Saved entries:
==================================================

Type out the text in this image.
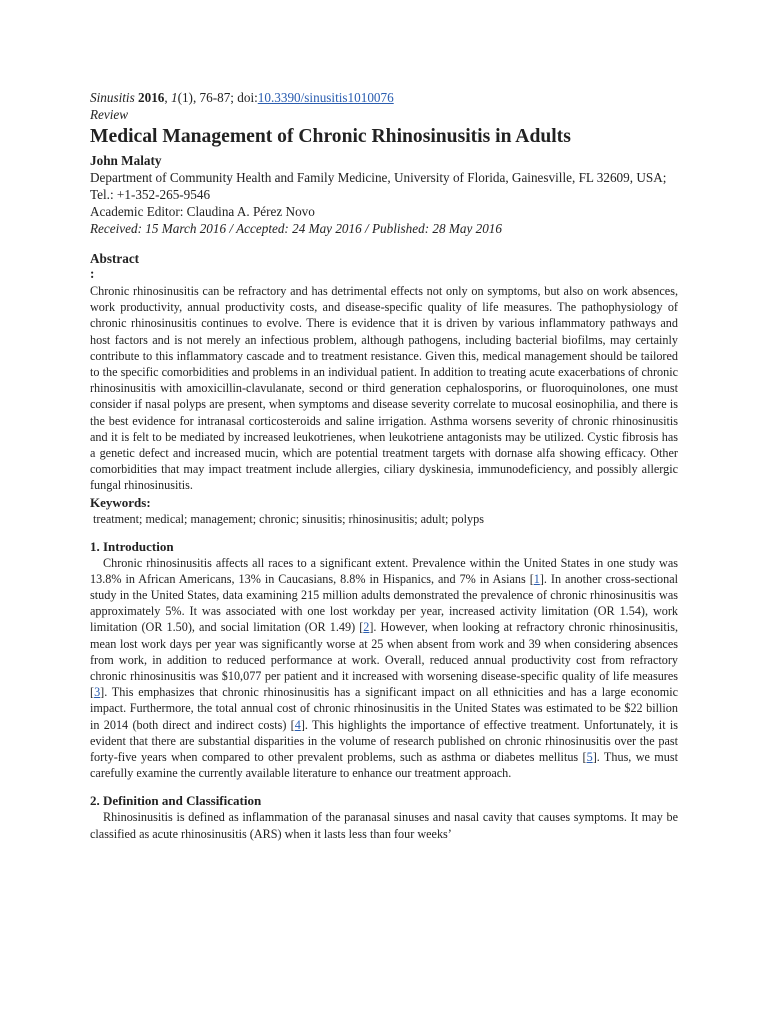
Sinusitis 2016, 1(1), 76-87; doi:10.3390/sinusitis1010076

Review

Medical Management of Chronic Rhinosinusitis in Adults

John Malaty

Department of Community Health and Family Medicine, University of Florida, Gainesville, FL 32609, USA; Tel.: +1-352-265-9546

Academic Editor: Claudina A. Pérez Novo

Received: 15 March 2016 / Accepted: 24 May 2016 / Published: 28 May 2016

Abstract

:

Chronic rhinosinusitis can be refractory and has detrimental effects not only on symptoms, but also on work absences, work productivity, annual productivity costs, and disease-specific quality of life measures. The pathophysiology of chronic rhinosinusitis continues to evolve. There is evidence that it is driven by various inflammatory pathways and host factors and is not merely an infectious problem, although pathogens, including bacterial biofilms, may certainly contribute to this inflammatory cascade and to treatment resistance. Given this, medical management should be tailored to the specific comorbidities and problems in an individual patient. In addition to treating acute exacerbations of chronic rhinosinusitis with amoxicillin-clavulanate, second or third generation cephalosporins, or fluoroquinolones, one must consider if nasal polyps are present, when symptoms and disease severity correlate to mucosal eosinophilia, and there is the best evidence for intranasal corticosteroids and saline irrigation. Asthma worsens severity of chronic rhinosinusitis and it is felt to be mediated by increased leukotrienes, when leukotriene antagonists may be utilized. Cystic fibrosis has a genetic defect and increased mucin, which are potential treatment targets with dornase alfa showing efficacy. Other comorbidities that may impact treatment include allergies, ciliary dyskinesia, immunodeficiency, and possibly allergic fungal rhinosinusitis.

Keywords:

treatment; medical; management; chronic; sinusitis; rhinosinusitis; adult; polyps

1. Introduction

Chronic rhinosinusitis affects all races to a significant extent. Prevalence within the United States in one study was 13.8% in African Americans, 13% in Caucasians, 8.8% in Hispanics, and 7% in Asians [1]. In another cross-sectional study in the United States, data examining 215 million adults demonstrated the prevalence of chronic rhinosinusitis was approximately 5%. It was associated with one lost workday per year, increased activity limitation (OR 1.54), work limitation (OR 1.50), and social limitation (OR 1.49) [2]. However, when looking at refractory chronic rhinosinusitis, mean lost work days per year was significantly worse at 25 when absent from work and 39 when considering absences from work, in addition to reduced performance at work. Overall, reduced annual productivity cost from refractory chronic rhinosinusitis was $10,077 per patient and it increased with worsening disease-specific quality of life measures [3]. This emphasizes that chronic rhinosinusitis has a significant impact on all ethnicities and has a large economic impact. Furthermore, the total annual cost of chronic rhinosinusitis in the United States was estimated to be $22 billion in 2014 (both direct and indirect costs) [4]. This highlights the importance of effective treatment. Unfortunately, it is evident that there are substantial disparities in the volume of research published on chronic rhinosinusitis over the past forty-five years when compared to other prevalent problems, such as asthma or diabetes mellitus [5]. Thus, we must carefully examine the currently available literature to enhance our treatment approach.

2. Definition and Classification

Rhinosinusitis is defined as inflammation of the paranasal sinuses and nasal cavity that causes symptoms. It may be classified as acute rhinosinusitis (ARS) when it lasts less than four weeks’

==================================================

Exercise instructions:
Pictures aside, write out all of the records exactly.

Exercise solution:
Type out the text in this image.
Sinusitis 2016, 1(1), 76-87; doi:10.3390/sinusitis1010076

Review

Medical Management of Chronic Rhinosinusitis in Adults

John Malaty

Department of Community Health and Family Medicine, University of Florida, Gainesville, FL 32609, USA; Tel.: +1-352-265-9546

Academic Editor: Claudina A. Pérez Novo

Received: 15 March 2016 / Accepted: 24 May 2016 / Published: 28 May 2016

Abstract

:

Chronic rhinosinusitis can be refractory and has detrimental effects not only on symptoms, but also on work absences, work productivity, annual productivity costs, and disease-specific quality of life measures. The pathophysiology of chronic rhinosinusitis continues to evolve. There is evidence that it is driven by various inflammatory pathways and host factors and is not merely an infectious problem, although pathogens, including bacterial biofilms, may certainly contribute to this inflammatory cascade and to treatment resistance. Given this, medical management should be tailored to the specific comorbidities and problems in an individual patient. In addition to treating acute exacerbations of chronic rhinosinusitis with amoxicillin-clavulanate, second or third generation cephalosporins, or fluoroquinolones, one must consider if nasal polyps are present, when symptoms and disease severity correlate to mucosal eosinophilia, and there is the best evidence for intranasal corticosteroids and saline irrigation. Asthma worsens severity of chronic rhinosinusitis and it is felt to be mediated by increased leukotrienes, when leukotriene antagonists may be utilized. Cystic fibrosis has a genetic defect and increased mucin, which are potential treatment targets with dornase alfa showing efficacy. Other comorbidities that may impact treatment include allergies, ciliary dyskinesia, immunodeficiency, and possibly allergic fungal rhinosinusitis.

Keywords:

treatment; medical; management; chronic; sinusitis; rhinosinusitis; adult; polyps

1. Introduction

Chronic rhinosinusitis affects all races to a significant extent. Prevalence within the United States in one study was 13.8% in African Americans, 13% in Caucasians, 8.8% in Hispanics, and 7% in Asians [1]. In another cross-sectional study in the United States, data examining 215 million adults demonstrated the prevalence of chronic rhinosinusitis was approximately 5%. It was associated with one lost workday per year, increased activity limitation (OR 1.54), work limitation (OR 1.50), and social limitation (OR 1.49) [2]. However, when looking at refractory chronic rhinosinusitis, mean lost work days per year was significantly worse at 25 when absent from work and 39 when considering absences from work, in addition to reduced performance at work. Overall, reduced annual productivity cost from refractory chronic rhinosinusitis was $10,077 per patient and it increased with worsening disease-specific quality of life measures [3]. This emphasizes that chronic rhinosinusitis has a significant impact on all ethnicities and has a large economic impact. Furthermore, the total annual cost of chronic rhinosinusitis in the United States was estimated to be $22 billion in 2014 (both direct and indirect costs) [4]. This highlights the importance of effective treatment. Unfortunately, it is evident that there are substantial disparities in the volume of research published on chronic rhinosinusitis over the past forty-five years when compared to other prevalent problems, such as asthma or diabetes mellitus [5]. Thus, we must carefully examine the currently available literature to enhance our treatment approach.

2. Definition and Classification

Rhinosinusitis is defined as inflammation of the paranasal sinuses and nasal cavity that causes symptoms. It may be classified as acute rhinosinusitis (ARS) when it lasts less than four weeks’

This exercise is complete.